**Estratto fornito:**
┄┄┄┄┄┄┄┄┄┄┄┄┄┄┄┄┄┄┄┄
Descrivendo l’offensiva dei paesi del Golfo, Nabil Arabi ha detto:
“Un’offensiva di una tale forza e di tale ampiezza è
molto inquietante” avendo, come prova, il fatto indiscutibile
che alcuni di questi paesi si comportano come se la Lega Araba non fosse
che una sorta di copertura che li autorizza ad attaccare altri Stati
membri, come la Libia, lo Yemen, l’Egitto, la Siria etc…
Come altri responsabili della Lega Araba, Nabil Arabi non ha potuto
che constatare l’ambiguità che risulta dalle decisioni
prese contro la Libia, e si è spinto a dire: “Personalmente,
non sapevo che la decisione di stabilire una no-fly zone ed il divieto
all’aviazione libica di volare potessero dare un pretesto alla
NATO per andare a bombardare, con l’artiglieria pesante, le regioni
libiche scelte come bersaglio. Se l’avessi saputo, non avrei mai
permesso questa decisione”.
È sicuro che la legittimazione dell’intervento della NATO
in Libia sia stata ordita sotto mandato di Amr Moussa. Da ciò
la probabilità che Nabil Arabi abbia voluto inviare un messaggio
chiarissimo per indicare che altri paesi arabi sono caduti nella stessa
trappola; allo stesso tempo, in qualità di Segretario Generale
della Lega Araba, Nabil Arabi ha dovuto finire per accogliere l’eliminazione
di Muammar Geddhafi e del suo regime.
┄┄┄┄┄┄┄┄┄┄┄┄┄┄┄┄┄┄┄┄
**Consegna a:**
Riscrivi le voci dalla loro prima riga fino alla riga con "Point: [665, 655, 688, 669]", entrambe comprese, mettendo "Punto" al posto di "Point" e lasciando tutto il resto invariato.

**Dati da elaborare:**
┄┄┄┄┄┄┄┄┄┄┄┄┄┄┄┄┄┄┄┄
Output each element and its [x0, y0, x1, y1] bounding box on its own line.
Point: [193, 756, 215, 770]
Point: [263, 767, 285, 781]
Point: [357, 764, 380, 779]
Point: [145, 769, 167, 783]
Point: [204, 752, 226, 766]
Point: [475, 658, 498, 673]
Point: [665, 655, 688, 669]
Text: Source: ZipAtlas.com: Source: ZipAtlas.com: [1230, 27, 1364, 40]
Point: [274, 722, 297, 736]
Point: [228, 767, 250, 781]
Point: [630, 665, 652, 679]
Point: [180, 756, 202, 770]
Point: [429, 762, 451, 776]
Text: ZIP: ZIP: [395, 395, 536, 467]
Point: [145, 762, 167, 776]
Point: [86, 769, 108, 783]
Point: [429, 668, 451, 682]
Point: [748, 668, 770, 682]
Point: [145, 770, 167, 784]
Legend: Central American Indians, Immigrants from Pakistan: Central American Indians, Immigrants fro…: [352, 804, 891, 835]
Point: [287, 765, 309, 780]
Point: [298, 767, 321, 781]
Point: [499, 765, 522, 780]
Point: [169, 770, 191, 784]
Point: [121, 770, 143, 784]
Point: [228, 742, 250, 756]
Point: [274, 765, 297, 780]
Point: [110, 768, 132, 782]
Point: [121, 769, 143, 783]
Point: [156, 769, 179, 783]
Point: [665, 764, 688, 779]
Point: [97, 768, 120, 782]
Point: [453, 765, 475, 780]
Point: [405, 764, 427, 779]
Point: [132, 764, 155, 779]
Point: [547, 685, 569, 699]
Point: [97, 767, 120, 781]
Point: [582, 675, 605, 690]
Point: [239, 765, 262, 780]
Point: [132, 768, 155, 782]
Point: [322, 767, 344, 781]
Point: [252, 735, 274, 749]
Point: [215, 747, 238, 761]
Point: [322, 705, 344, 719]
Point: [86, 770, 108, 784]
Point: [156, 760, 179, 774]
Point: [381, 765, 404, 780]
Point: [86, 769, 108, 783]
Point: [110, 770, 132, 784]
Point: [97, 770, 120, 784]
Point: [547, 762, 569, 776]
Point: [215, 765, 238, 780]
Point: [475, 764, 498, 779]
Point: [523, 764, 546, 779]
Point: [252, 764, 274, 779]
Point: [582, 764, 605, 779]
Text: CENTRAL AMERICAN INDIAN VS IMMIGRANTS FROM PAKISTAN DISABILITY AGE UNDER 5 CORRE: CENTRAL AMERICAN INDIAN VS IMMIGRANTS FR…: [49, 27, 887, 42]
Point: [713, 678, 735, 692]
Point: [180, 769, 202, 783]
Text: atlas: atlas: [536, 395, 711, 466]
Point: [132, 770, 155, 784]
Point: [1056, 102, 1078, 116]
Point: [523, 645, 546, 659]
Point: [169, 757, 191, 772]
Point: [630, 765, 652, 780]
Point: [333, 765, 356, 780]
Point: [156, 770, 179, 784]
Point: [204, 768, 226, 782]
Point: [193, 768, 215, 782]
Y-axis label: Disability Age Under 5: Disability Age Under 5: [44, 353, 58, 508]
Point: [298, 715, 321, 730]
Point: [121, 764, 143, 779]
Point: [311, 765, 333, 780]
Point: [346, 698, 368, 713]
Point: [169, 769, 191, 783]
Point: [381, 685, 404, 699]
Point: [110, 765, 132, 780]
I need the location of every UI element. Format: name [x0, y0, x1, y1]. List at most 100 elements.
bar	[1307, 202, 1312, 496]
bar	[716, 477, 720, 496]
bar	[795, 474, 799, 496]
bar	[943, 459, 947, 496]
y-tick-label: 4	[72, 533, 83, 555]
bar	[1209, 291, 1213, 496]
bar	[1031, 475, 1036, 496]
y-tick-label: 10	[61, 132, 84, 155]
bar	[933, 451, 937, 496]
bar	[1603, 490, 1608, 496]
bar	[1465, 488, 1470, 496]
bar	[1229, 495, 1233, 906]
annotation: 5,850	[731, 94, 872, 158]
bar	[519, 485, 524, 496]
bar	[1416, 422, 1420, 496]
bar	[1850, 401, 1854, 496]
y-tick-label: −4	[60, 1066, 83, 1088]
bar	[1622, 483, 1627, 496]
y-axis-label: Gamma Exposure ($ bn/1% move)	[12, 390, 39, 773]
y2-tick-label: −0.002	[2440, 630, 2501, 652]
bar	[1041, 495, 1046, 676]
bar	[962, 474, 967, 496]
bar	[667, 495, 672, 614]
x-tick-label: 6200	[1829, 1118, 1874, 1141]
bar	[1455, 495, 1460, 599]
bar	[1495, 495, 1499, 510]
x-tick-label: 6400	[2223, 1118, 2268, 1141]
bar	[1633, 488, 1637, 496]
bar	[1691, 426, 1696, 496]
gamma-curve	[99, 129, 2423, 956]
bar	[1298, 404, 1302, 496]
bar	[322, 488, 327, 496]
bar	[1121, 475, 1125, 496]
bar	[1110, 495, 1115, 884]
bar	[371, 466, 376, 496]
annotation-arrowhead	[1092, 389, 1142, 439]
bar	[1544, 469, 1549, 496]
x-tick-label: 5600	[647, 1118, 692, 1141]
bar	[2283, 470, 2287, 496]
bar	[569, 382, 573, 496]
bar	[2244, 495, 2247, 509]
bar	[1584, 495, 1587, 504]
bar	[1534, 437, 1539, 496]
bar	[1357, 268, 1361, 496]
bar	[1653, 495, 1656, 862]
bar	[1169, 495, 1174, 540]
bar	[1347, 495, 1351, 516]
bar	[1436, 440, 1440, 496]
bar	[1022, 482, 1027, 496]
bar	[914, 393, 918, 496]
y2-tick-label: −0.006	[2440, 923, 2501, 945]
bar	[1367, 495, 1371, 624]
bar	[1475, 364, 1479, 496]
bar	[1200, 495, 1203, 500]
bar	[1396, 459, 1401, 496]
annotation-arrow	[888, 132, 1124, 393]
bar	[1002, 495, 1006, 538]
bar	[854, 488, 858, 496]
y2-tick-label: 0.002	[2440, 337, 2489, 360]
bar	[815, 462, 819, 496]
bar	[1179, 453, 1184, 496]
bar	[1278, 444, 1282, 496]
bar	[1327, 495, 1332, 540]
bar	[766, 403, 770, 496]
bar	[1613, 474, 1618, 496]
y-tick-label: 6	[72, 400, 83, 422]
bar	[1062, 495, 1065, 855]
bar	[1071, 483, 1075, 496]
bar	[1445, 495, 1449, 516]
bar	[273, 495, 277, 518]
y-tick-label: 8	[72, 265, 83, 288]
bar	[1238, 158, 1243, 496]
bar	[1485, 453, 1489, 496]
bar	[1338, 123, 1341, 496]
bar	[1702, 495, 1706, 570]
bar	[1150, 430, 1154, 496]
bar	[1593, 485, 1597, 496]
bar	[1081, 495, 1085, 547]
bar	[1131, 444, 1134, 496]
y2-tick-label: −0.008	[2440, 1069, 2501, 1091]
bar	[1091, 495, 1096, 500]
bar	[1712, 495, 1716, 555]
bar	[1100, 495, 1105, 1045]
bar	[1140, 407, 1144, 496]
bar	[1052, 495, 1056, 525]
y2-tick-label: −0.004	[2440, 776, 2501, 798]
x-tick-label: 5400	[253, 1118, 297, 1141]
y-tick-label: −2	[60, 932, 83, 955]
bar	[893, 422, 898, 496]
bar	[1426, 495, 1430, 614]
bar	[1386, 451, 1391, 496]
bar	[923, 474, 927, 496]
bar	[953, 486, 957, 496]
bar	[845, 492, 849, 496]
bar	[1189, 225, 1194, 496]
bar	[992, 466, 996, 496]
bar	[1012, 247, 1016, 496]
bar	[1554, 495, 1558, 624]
┄┄┄┄┄┄┄┄┄┄┄┄┄┄┄┄┄┄┄┄
**Consegna b:**
Continua l'estratto sulla Lega Araba e l'intervento NATO in Libia, partendo subito dopo la sua ultima frase.

**Risultato a:**
Output each element and its [x0, y0, x1, y1] bounding box on its own line.
Punto: [193, 756, 215, 770]
Punto: [263, 767, 285, 781]
Punto: [357, 764, 380, 779]
Punto: [145, 769, 167, 783]
Punto: [204, 752, 226, 766]
Punto: [475, 658, 498, 673]
Punto: [665, 655, 688, 669]

**Risultato b:**
Inoltre, diverse fonti vicine ad Ahmed Bin Houli sostengono che Nabil
Arabi abbia aggiunto che i paesi del Golfo hanno esercitato enormi pressioni
per arrivare a far adottare la posizione di cui sappiamo contro la Libia,
e che essi faranno presto lo stesso contro la Siria.
È doveroso ricordare che il testo dell’articolo, più
che la decisione della Lega Araba, presa il 14 marzo 2011, sollecitava
chiaramente il Consiglio di Sicurezza per un intervento militare in
Libia, giacchè questo articolo chiedeva di “prendere
immediatamente le misure necessarie per lo stabilimento di una zona
d’esclusione aerea che impedisca ogni movimento dell’aviazione
militare libica, stabilire una zona di sicurezza nei siti esposti ai
bombardamenti fintanto che misure preventive non permetteranno la protezione
del popolo libico e dei residenti di tutte le nazionalità, il
tutto nel rispetto della pace regionale e della sovranità degli
stati confinanti”.
Inoltre, diverse personalità vicine alla Lega Araba hanno affermato
che attualmente alcuni paesi del Golfo, primo tra tutti il Qatar, fanno
pressione per assicurare una copertura simile per legittimare un intervento
internazionale in Siria, ma che hanno incontrato serie opposizioni da
parte degli altri paesi arabi. Così, l’Egitto e l’Algeria
hanno rifiutato finora di seguirli. Il Re dell’Arabia Saudita
non si è più mostrato entusiasta, malgrado le pressioni
provenienti da personalità saudite e kuwaitiane che non esprimono
necessariamente la decisione ufficiale dei loro due paesi.
In questa situazione, si pongono delle domande riguardo alla complicità
dei paesi del Golfo e di Ankara per destabilizzare la Siria dal suo
interno.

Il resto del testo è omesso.